Dataset excerpts
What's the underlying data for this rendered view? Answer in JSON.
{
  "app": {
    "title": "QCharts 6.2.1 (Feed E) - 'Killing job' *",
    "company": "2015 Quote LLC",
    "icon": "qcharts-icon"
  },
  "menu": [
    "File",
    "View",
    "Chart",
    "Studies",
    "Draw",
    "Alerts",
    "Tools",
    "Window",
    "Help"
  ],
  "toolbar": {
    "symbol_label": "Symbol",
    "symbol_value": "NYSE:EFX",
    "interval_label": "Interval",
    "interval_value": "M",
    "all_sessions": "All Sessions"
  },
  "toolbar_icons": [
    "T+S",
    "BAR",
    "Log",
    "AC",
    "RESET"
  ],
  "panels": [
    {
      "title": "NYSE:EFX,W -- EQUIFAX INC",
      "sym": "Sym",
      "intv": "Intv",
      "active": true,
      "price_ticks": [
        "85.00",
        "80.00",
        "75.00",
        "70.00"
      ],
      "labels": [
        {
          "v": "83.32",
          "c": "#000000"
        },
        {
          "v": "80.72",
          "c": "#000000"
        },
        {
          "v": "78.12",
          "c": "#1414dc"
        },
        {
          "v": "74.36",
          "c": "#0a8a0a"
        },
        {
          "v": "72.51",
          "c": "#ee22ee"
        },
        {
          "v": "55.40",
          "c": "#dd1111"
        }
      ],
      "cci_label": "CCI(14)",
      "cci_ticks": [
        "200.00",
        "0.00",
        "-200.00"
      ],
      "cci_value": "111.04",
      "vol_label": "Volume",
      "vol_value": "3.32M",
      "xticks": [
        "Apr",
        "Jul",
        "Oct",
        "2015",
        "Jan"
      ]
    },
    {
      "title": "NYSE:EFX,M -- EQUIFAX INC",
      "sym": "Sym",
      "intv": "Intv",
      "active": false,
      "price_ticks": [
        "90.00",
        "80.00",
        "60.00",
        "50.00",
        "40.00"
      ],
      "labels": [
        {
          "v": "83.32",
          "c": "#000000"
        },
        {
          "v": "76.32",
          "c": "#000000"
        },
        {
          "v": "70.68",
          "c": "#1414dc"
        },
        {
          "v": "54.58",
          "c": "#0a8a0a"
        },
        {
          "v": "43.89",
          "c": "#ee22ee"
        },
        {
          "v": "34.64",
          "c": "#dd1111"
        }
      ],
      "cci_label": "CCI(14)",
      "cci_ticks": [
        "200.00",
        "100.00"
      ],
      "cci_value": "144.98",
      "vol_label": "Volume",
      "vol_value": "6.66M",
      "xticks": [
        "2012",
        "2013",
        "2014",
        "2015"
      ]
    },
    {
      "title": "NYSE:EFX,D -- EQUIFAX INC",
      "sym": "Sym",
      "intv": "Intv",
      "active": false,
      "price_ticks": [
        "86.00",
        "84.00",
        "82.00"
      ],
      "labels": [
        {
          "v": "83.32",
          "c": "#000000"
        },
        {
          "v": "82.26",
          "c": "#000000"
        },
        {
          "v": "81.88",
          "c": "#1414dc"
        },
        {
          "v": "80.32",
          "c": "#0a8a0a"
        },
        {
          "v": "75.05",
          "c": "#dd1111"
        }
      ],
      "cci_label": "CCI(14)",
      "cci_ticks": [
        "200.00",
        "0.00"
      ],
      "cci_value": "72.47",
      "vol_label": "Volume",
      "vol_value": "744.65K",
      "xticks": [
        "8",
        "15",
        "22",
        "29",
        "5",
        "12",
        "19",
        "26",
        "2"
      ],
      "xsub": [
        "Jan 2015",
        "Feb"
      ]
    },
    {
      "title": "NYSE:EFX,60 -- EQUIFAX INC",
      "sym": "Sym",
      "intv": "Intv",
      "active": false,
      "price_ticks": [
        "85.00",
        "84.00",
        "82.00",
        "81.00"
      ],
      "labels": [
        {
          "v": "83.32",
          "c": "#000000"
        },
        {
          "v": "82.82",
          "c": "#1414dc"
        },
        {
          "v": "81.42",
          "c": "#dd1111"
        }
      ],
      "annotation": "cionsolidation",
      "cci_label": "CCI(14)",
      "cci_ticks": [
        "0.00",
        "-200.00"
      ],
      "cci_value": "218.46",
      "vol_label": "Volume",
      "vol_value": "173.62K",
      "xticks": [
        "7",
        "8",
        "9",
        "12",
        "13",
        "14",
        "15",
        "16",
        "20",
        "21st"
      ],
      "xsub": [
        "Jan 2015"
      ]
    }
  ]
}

▶ [BRIEF]: Repeat the material in full, exactly as it stands.

▶ [OUTPUT FOR THIS EXERCISE]:
What's the underlying data for this rendered view? Answer in JSON.
{
  "app": {
    "title": "QCharts 6.2.1 (Feed E) - 'Killing job' *",
    "company": "2015 Quote LLC",
    "icon": "qcharts-icon"
  },
  "menu": [
    "File",
    "View",
    "Chart",
    "Studies",
    "Draw",
    "Alerts",
    "Tools",
    "Window",
    "Help"
  ],
  "toolbar": {
    "symbol_label": "Symbol",
    "symbol_value": "NYSE:EFX",
    "interval_label": "Interval",
    "interval_value": "M",
    "all_sessions": "All Sessions"
  },
  "toolbar_icons": [
    "T+S",
    "BAR",
    "Log",
    "AC",
    "RESET"
  ],
  "panels": [
    {
      "title": "NYSE:EFX,W -- EQUIFAX INC",
      "sym": "Sym",
      "intv": "Intv",
      "active": true,
      "price_ticks": [
        "85.00",
        "80.00",
        "75.00",
        "70.00"
      ],
      "labels": [
        {
          "v": "83.32",
          "c": "#000000"
        },
        {
          "v": "80.72",
          "c": "#000000"
        },
        {
          "v": "78.12",
          "c": "#1414dc"
        },
        {
          "v": "74.36",
          "c": "#0a8a0a"
        },
        {
          "v": "72.51",
          "c": "#ee22ee"
        },
        {
          "v": "55.40",
          "c": "#dd1111"
        }
      ],
      "cci_label": "CCI(14)",
      "cci_ticks": [
        "200.00",
        "0.00",
        "-200.00"
      ],
      "cci_value": "111.04",
      "vol_label": "Volume",
      "vol_value": "3.32M",
      "xticks": [
        "Apr",
        "Jul",
        "Oct",
        "2015",
        "Jan"
      ]
    },
    {
      "title": "NYSE:EFX,M -- EQUIFAX INC",
      "sym": "Sym",
      "intv": "Intv",
      "active": false,
      "price_ticks": [
        "90.00",
        "80.00",
        "60.00",
        "50.00",
        "40.00"
      ],
      "labels": [
        {
          "v": "83.32",
          "c": "#000000"
        },
        {
          "v": "76.32",
          "c": "#000000"
        },
        {
          "v": "70.68",
          "c": "#1414dc"
        },
        {
          "v": "54.58",
          "c": "#0a8a0a"
        },
        {
          "v": "43.89",
          "c": "#ee22ee"
        },
        {
          "v": "34.64",
          "c": "#dd1111"
        }
      ],
      "cci_label": "CCI(14)",
      "cci_ticks": [
        "200.00",
        "100.00"
      ],
      "cci_value": "144.98",
      "vol_label": "Volume",
      "vol_value": "6.66M",
      "xticks": [
        "2012",
        "2013",
        "2014",
        "2015"
      ]
    },
    {
      "title": "NYSE:EFX,D -- EQUIFAX INC",
      "sym": "Sym",
      "intv": "Intv",
      "active": false,
      "price_ticks": [
        "86.00",
        "84.00",
        "82.00"
      ],
      "labels": [
        {
          "v": "83.32",
          "c": "#000000"
        },
        {
          "v": "82.26",
          "c": "#000000"
        },
        {
          "v": "81.88",
          "c": "#1414dc"
        },
        {
          "v": "80.32",
          "c": "#0a8a0a"
        },
        {
          "v": "75.05",
          "c": "#dd1111"
        }
      ],
      "cci_label": "CCI(14)",
      "cci_ticks": [
        "200.00",
        "0.00"
      ],
      "cci_value": "72.47",
      "vol_label": "Volume",
      "vol_value": "744.65K",
      "xticks": [
        "8",
        "15",
        "22",
        "29",
        "5",
        "12",
        "19",
        "26",
        "2"
      ],
      "xsub": [
        "Jan 2015",
        "Feb"
      ]
    },
    {
      "title": "NYSE:EFX,60 -- EQUIFAX INC",
      "sym": "Sym",
      "intv": "Intv",
      "active": false,
      "price_ticks": [
        "85.00",
        "84.00",
        "82.00",
        "81.00"
      ],
      "labels": [
        {
          "v": "83.32",
          "c": "#000000"
        },
        {
          "v": "82.82",
          "c": "#1414dc"
        },
        {
          "v": "81.42",
          "c": "#dd1111"
        }
      ],
      "annotation": "cionsolidation",
      "cci_label": "CCI(14)",
      "cci_ticks": [
        "0.00",
        "-200.00"
      ],
      "cci_value": "218.46",
      "vol_label": "Volume",
      "vol_value": "173.62K",
      "xticks": [
        "7",
        "8",
        "9",
        "12",
        "13",
        "14",
        "15",
        "16",
        "20",
        "21st"
      ],
      "xsub": [
        "Jan 2015"
      ]
    }
  ]
}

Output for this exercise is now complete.